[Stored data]
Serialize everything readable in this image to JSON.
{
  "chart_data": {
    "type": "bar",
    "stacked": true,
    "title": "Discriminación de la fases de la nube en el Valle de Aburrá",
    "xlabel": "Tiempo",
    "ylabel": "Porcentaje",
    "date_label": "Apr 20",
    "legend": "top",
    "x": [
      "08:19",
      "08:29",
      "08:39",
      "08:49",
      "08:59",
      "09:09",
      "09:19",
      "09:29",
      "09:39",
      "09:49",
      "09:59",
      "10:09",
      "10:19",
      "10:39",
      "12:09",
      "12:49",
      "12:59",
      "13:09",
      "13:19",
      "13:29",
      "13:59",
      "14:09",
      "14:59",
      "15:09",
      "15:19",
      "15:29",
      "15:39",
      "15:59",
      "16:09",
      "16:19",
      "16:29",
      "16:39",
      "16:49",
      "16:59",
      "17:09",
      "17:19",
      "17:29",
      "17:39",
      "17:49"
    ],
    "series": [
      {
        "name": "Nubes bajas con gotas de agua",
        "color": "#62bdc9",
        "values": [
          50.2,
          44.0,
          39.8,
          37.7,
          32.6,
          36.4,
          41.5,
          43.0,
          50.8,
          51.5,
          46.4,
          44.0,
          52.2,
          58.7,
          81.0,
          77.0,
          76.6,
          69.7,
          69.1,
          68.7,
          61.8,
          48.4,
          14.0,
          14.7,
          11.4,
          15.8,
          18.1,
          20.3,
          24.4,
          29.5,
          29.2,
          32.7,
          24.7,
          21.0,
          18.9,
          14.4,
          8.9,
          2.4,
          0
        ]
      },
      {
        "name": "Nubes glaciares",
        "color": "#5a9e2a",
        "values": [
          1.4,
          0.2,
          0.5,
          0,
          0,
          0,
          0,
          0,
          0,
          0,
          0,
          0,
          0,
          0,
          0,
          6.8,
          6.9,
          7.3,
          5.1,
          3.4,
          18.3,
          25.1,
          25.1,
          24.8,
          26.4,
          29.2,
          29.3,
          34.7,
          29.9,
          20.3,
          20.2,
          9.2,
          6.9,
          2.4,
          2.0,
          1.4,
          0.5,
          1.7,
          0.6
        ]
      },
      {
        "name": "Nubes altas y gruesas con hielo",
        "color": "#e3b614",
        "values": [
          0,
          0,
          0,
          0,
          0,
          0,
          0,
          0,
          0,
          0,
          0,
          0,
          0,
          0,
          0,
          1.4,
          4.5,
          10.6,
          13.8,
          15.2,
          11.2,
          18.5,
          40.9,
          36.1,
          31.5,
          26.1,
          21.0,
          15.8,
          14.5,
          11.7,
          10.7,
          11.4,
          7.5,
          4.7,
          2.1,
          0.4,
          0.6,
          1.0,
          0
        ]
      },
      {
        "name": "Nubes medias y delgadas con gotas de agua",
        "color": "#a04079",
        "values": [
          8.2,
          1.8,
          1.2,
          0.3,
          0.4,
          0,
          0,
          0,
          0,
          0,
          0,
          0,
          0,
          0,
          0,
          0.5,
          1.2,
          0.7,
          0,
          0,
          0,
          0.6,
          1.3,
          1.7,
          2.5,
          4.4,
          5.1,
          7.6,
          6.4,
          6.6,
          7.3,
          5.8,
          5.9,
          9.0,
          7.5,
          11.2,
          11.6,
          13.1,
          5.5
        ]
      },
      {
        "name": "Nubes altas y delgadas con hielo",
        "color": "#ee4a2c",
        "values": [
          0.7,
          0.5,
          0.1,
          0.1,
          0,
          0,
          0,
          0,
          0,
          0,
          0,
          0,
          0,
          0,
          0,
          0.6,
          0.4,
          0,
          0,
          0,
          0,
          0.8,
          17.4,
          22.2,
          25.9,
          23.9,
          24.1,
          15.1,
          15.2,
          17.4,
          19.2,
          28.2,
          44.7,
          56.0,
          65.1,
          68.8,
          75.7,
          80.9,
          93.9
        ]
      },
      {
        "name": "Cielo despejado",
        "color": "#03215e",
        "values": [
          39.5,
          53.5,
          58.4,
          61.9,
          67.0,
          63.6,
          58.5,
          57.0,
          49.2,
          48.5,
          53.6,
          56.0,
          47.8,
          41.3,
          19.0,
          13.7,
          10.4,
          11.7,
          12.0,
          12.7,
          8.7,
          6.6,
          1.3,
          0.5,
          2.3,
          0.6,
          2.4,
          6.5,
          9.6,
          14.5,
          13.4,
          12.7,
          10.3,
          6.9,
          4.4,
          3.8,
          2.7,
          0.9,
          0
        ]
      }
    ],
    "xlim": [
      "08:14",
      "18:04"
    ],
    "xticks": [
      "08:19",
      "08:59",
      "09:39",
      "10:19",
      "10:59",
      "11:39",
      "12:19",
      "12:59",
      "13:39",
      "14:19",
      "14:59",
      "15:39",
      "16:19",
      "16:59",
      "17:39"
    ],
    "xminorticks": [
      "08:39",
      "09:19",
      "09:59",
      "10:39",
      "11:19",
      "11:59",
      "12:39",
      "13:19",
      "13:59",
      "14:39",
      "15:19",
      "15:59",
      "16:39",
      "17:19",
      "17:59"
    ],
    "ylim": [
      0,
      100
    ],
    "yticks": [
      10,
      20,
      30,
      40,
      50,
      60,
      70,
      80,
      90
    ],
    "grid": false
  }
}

- _GIVEN REQUEST_: Reproduce each line holding the word "delgadas".

- _FINISHED TASK_:
        "name": "Nubes medias y delgadas con gotas de agua",
        "name": "Nubes altas y delgadas con hielo",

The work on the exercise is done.